■ YOUR TASK
Give the number of lines in the records below that include "Bucket", and nothing more.
begin
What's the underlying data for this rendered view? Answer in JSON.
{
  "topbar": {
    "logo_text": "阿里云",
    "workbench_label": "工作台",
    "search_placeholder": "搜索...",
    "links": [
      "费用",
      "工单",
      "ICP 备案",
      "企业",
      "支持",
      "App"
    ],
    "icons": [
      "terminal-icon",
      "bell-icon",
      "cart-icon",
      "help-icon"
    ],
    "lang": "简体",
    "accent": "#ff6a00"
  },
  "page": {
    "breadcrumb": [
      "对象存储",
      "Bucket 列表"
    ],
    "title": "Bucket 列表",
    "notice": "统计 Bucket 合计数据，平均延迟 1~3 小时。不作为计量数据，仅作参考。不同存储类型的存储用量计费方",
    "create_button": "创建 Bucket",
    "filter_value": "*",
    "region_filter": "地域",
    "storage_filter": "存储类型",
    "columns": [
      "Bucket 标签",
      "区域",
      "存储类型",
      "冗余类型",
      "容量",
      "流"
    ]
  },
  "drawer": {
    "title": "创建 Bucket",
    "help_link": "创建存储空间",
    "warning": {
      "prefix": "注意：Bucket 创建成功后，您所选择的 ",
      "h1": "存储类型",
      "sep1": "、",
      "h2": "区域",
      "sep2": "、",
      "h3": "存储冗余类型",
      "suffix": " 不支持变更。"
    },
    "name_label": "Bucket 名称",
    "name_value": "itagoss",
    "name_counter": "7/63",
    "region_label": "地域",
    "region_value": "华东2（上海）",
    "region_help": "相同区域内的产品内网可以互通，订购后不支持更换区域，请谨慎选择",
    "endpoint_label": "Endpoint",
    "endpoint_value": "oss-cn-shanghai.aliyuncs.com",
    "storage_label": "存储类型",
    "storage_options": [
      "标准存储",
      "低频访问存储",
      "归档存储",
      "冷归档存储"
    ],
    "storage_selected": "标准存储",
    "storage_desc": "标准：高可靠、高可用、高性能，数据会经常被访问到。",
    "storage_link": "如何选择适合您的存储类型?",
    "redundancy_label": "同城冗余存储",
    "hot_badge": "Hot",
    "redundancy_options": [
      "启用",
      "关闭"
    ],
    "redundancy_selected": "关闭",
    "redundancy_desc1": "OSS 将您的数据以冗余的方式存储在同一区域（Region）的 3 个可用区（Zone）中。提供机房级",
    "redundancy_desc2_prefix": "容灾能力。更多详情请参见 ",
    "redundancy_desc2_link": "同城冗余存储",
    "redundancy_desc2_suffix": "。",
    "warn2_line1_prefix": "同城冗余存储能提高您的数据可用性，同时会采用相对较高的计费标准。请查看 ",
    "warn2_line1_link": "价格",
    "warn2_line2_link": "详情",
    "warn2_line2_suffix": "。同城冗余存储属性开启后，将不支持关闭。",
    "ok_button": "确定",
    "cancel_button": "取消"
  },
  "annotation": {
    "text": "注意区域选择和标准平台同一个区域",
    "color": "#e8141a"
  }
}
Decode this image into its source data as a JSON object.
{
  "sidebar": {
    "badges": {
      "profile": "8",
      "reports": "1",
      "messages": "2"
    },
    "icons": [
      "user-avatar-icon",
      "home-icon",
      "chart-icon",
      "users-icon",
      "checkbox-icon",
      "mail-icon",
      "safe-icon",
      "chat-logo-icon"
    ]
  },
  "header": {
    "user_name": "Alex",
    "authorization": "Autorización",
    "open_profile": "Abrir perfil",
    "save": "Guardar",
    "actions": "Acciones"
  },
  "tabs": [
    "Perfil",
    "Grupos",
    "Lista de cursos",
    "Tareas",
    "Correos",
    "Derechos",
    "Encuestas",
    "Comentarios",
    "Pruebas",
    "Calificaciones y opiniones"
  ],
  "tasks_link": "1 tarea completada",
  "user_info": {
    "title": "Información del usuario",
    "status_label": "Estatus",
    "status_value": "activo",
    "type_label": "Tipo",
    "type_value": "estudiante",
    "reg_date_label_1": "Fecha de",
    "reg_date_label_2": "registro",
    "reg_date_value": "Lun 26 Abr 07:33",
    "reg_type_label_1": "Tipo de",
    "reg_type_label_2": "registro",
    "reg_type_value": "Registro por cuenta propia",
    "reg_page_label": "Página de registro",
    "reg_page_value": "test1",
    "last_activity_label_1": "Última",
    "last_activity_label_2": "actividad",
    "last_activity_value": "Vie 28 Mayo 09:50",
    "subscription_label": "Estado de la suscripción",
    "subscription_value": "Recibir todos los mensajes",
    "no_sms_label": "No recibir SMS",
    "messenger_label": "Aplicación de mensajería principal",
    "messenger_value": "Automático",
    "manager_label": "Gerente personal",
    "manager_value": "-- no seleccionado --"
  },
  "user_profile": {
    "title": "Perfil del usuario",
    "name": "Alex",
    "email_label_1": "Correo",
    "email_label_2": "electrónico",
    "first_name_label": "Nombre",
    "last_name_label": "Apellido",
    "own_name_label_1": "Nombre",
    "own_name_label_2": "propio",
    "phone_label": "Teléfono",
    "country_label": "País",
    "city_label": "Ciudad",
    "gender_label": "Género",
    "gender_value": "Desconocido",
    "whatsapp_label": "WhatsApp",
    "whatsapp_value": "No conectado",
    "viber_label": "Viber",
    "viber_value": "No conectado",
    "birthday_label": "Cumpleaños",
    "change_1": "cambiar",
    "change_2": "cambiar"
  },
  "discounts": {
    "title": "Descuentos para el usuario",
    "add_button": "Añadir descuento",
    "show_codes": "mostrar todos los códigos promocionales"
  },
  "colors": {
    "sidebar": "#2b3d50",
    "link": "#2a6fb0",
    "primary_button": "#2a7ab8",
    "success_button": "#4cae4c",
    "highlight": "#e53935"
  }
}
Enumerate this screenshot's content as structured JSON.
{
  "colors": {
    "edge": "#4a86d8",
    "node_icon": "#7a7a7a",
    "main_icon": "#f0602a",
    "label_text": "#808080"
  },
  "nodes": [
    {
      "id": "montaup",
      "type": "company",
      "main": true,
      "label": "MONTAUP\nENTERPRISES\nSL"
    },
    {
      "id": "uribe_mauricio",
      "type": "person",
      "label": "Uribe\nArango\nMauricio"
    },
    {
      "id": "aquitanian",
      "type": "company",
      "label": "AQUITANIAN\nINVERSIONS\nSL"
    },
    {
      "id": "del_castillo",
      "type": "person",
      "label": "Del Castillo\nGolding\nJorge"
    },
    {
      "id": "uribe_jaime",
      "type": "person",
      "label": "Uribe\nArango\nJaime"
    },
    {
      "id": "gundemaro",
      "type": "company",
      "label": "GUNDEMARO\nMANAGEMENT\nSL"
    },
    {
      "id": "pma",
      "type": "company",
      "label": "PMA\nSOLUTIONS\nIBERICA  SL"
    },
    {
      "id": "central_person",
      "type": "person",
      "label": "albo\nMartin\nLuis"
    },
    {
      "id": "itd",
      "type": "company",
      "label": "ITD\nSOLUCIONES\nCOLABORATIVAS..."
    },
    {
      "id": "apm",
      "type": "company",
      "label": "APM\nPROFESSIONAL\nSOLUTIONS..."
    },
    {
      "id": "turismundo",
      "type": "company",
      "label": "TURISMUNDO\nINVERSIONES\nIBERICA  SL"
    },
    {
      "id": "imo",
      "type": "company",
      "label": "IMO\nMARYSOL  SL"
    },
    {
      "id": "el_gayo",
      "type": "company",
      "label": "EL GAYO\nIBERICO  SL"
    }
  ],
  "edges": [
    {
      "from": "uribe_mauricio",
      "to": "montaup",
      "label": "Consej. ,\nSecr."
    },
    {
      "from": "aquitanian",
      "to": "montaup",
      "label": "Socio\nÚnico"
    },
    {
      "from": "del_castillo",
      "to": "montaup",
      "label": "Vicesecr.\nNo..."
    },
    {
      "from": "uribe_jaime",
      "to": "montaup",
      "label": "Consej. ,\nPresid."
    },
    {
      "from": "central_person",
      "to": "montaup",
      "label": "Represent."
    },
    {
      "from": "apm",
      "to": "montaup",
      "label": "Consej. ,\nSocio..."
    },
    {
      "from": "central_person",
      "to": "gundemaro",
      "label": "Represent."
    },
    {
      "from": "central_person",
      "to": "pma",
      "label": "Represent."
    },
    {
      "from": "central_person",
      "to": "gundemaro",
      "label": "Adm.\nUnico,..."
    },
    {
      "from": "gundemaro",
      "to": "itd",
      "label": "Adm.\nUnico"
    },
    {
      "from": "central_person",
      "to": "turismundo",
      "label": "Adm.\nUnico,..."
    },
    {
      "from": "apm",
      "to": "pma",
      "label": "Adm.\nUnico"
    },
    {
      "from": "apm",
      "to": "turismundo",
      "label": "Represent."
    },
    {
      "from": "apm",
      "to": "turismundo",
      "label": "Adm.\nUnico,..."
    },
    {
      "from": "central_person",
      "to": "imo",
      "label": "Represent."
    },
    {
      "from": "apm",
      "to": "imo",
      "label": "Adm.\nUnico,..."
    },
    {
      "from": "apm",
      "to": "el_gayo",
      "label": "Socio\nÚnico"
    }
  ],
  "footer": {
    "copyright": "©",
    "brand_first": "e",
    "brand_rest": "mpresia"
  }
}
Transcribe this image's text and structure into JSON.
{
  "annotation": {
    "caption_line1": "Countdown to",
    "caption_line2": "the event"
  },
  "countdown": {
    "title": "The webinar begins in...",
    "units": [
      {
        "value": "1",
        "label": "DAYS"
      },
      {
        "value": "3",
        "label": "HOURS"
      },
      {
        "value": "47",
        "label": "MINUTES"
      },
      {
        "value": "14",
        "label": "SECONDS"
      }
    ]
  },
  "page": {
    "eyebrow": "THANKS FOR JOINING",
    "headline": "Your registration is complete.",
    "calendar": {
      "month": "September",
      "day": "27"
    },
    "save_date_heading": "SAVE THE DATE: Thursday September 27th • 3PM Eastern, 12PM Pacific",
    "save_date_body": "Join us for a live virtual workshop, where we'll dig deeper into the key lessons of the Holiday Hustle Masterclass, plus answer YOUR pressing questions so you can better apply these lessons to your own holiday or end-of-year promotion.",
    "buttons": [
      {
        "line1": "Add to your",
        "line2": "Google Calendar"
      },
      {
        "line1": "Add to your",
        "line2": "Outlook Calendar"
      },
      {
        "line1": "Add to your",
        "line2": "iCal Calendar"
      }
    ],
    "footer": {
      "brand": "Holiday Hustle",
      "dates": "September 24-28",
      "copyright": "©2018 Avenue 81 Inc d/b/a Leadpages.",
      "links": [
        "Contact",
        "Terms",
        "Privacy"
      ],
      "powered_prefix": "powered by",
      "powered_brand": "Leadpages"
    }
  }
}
end
■ RESULT OF THIS TASK
8